▶ _Work to be completed_
The data should be printed again, exactly.

▶ _Data_

* * * *

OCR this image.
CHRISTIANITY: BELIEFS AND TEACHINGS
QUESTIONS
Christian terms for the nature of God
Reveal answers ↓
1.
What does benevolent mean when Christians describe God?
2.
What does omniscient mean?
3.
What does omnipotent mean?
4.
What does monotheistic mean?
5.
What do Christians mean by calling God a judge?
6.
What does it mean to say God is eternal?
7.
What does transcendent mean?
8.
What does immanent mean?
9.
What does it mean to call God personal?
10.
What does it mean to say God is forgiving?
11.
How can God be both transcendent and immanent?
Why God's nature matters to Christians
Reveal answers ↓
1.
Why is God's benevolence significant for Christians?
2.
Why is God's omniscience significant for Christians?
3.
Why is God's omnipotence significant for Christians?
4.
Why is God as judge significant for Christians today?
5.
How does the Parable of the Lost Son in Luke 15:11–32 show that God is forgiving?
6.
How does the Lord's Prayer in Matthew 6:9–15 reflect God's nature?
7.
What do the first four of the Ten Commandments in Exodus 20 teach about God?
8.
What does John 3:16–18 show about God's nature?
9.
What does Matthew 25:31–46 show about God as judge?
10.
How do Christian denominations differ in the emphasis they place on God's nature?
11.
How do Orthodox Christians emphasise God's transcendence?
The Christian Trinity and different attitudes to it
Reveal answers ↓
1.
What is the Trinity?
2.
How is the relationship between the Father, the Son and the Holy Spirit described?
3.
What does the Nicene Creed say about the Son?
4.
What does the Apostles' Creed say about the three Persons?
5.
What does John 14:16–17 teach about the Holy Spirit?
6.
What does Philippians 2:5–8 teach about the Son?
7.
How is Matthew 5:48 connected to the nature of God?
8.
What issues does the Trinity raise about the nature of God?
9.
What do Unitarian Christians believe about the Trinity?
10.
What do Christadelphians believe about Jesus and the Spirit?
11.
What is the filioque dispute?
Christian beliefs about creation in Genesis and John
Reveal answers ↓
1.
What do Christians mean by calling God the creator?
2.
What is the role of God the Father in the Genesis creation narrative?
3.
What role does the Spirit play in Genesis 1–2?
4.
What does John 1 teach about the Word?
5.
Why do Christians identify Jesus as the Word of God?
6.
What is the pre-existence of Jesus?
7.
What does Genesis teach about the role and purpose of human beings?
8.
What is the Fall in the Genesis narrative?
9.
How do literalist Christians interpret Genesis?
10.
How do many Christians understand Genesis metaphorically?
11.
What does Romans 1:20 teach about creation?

* * * *

▶ _Output below_
OCR this image.
CHRISTIANITY: BELIEFS AND TEACHINGS
QUESTIONS
Christian terms for the nature of God
Reveal answers ↓
1.
What does benevolent mean when Christians describe God?
2.
What does omniscient mean?
3.
What does omnipotent mean?
4.
What does monotheistic mean?
5.
What do Christians mean by calling God a judge?
6.
What does it mean to say God is eternal?
7.
What does transcendent mean?
8.
What does immanent mean?
9.
What does it mean to call God personal?
10.
What does it mean to say God is forgiving?
11.
How can God be both transcendent and immanent?
Why God's nature matters to Christians
Reveal answers ↓
1.
Why is God's benevolence significant for Christians?
2.
Why is God's omniscience significant for Christians?
3.
Why is God's omnipotence significant for Christians?
4.
Why is God as judge significant for Christians today?
5.
How does the Parable of the Lost Son in Luke 15:11–32 show that God is forgiving?
6.
How does the Lord's Prayer in Matthew 6:9–15 reflect God's nature?
7.
What do the first four of the Ten Commandments in Exodus 20 teach about God?
8.
What does John 3:16–18 show about God's nature?
9.
What does Matthew 25:31–46 show about God as judge?
10.
How do Christian denominations differ in the emphasis they place on God's nature?
11.
How do Orthodox Christians emphasise God's transcendence?
The Christian Trinity and different attitudes to it
Reveal answers ↓
1.
What is the Trinity?
2.
How is the relationship between the Father, the Son and the Holy Spirit described?
3.
What does the Nicene Creed say about the Son?
4.
What does the Apostles' Creed say about the three Persons?
5.
What does John 14:16–17 teach about the Holy Spirit?
6.
What does Philippians 2:5–8 teach about the Son?
7.
How is Matthew 5:48 connected to the nature of God?
8.
What issues does the Trinity raise about the nature of God?
9.
What do Unitarian Christians believe about the Trinity?
10.
What do Christadelphians believe about Jesus and the Spirit?
11.
What is the filioque dispute?
Christian beliefs about creation in Genesis and John
Reveal answers ↓
1.
What do Christians mean by calling God the creator?
2.
What is the role of God the Father in the Genesis creation narrative?
3.
What role does the Spirit play in Genesis 1–2?
4.
What does John 1 teach about the Word?
5.
Why do Christians identify Jesus as the Word of God?
6.
What is the pre-existence of Jesus?
7.
What does Genesis teach about the role and purpose of human beings?
8.
What is the Fall in the Genesis narrative?
9.
How do literalist Christians interpret Genesis?
10.
How do many Christians understand Genesis metaphorically?
11.
What does Romans 1:20 teach about creation?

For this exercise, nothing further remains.